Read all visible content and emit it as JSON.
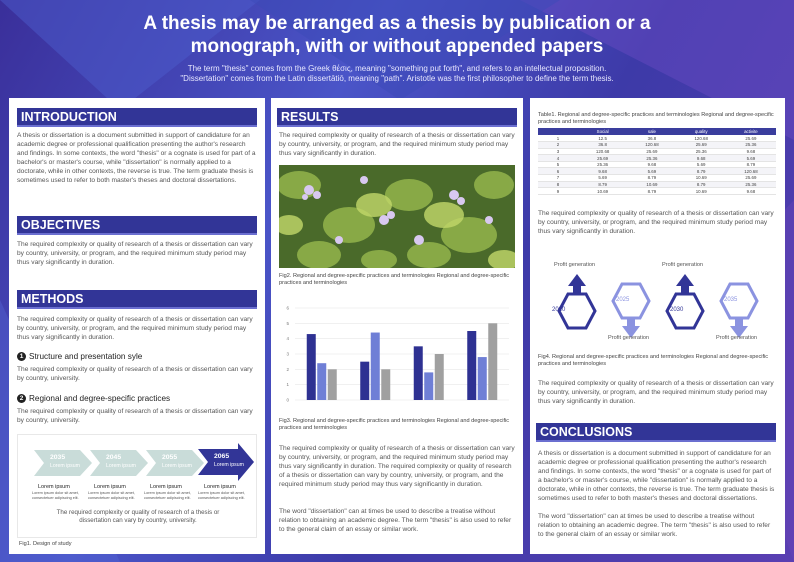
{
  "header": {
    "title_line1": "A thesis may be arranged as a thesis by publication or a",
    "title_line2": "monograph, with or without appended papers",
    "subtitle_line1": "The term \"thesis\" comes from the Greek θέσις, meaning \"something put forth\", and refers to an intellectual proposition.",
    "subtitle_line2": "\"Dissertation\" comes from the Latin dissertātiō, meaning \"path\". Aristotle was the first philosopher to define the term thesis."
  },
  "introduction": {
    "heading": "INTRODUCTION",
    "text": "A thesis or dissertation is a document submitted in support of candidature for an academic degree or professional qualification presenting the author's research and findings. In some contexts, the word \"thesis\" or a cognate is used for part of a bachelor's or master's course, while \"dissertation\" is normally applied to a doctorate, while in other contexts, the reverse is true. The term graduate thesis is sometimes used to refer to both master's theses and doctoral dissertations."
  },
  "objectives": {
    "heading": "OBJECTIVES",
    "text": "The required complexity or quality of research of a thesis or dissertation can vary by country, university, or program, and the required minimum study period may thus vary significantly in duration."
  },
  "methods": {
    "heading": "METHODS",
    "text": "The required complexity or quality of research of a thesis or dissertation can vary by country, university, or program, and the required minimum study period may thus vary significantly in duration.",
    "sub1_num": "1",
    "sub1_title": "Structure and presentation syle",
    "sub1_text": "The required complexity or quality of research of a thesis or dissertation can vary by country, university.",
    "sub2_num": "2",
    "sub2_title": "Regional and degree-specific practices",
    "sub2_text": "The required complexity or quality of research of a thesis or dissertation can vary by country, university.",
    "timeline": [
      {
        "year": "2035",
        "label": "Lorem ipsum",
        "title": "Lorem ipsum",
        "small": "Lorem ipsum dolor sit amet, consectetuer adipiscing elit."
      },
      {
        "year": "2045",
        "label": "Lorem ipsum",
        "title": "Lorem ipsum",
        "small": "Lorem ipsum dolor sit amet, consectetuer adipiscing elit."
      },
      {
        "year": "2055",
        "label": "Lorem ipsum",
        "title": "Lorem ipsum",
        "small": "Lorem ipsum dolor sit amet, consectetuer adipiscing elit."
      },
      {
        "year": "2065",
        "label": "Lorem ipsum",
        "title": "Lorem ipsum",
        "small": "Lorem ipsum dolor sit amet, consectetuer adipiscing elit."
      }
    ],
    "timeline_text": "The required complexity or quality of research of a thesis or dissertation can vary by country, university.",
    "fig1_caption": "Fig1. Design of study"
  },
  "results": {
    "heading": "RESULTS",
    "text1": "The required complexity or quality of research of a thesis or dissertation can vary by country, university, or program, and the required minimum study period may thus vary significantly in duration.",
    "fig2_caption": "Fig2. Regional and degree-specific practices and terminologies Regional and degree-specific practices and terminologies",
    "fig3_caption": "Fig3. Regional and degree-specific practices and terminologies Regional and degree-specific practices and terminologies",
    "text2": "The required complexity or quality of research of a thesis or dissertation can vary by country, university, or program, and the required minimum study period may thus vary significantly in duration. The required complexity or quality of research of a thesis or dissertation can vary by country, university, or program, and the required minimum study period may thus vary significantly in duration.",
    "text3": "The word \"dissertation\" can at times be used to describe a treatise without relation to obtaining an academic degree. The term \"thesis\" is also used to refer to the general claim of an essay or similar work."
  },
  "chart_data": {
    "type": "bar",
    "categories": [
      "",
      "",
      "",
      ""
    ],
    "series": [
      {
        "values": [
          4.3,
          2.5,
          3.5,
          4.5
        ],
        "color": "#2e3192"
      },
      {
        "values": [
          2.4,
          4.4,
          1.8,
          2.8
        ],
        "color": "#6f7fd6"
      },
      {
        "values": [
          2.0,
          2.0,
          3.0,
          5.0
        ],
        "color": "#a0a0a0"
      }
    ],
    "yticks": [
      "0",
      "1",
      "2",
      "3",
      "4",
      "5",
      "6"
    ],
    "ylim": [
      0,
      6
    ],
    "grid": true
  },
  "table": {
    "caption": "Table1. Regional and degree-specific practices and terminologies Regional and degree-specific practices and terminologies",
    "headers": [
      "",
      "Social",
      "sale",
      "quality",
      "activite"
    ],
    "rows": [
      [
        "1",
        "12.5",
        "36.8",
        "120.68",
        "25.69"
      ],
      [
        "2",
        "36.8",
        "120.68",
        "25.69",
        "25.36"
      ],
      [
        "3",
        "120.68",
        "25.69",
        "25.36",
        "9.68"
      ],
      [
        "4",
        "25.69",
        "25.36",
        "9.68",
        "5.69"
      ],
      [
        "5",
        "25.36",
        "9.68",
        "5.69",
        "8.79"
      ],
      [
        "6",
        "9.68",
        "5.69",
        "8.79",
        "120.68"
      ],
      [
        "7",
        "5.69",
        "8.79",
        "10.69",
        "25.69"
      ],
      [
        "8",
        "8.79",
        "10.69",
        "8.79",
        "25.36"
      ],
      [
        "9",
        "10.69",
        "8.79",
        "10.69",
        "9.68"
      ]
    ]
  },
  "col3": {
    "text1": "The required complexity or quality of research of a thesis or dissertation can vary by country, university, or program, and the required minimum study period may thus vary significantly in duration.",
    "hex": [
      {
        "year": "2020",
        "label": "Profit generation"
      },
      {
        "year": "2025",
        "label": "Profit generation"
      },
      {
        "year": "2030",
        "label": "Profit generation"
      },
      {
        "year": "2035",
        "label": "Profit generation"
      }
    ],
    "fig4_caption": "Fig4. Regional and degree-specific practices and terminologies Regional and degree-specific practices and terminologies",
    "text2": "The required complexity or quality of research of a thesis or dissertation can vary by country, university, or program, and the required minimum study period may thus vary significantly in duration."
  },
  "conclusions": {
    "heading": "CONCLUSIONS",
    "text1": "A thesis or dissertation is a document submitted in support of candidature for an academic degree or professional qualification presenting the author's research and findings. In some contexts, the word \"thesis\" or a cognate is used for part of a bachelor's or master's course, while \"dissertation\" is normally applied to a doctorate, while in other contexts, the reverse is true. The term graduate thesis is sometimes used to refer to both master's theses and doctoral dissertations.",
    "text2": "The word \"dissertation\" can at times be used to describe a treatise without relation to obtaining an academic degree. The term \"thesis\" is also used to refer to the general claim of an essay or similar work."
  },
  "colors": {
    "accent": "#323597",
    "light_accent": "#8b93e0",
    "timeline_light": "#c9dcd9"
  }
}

+ + + +

What you will do => Take every line containing the word "Regional" and copy it.

Reply to the task =>
    "sub2_title": "Regional and degree-specific practices",
    "fig2_caption": "Fig2. Regional and degree-specific practices and terminologies Regional and degree-specific practices and terminologies",
    "fig3_caption": "Fig3. Regional and degree-specific practices and terminologies Regional and degree-specific practices and terminologies",
    "caption": "Table1. Regional and degree-specific practices and terminologies Regional and degree-specific practices and terminologies",
    "fig4_caption": "Fig4. Regional and degree-specific practices and terminologies Regional and degree-specific practices and terminologies",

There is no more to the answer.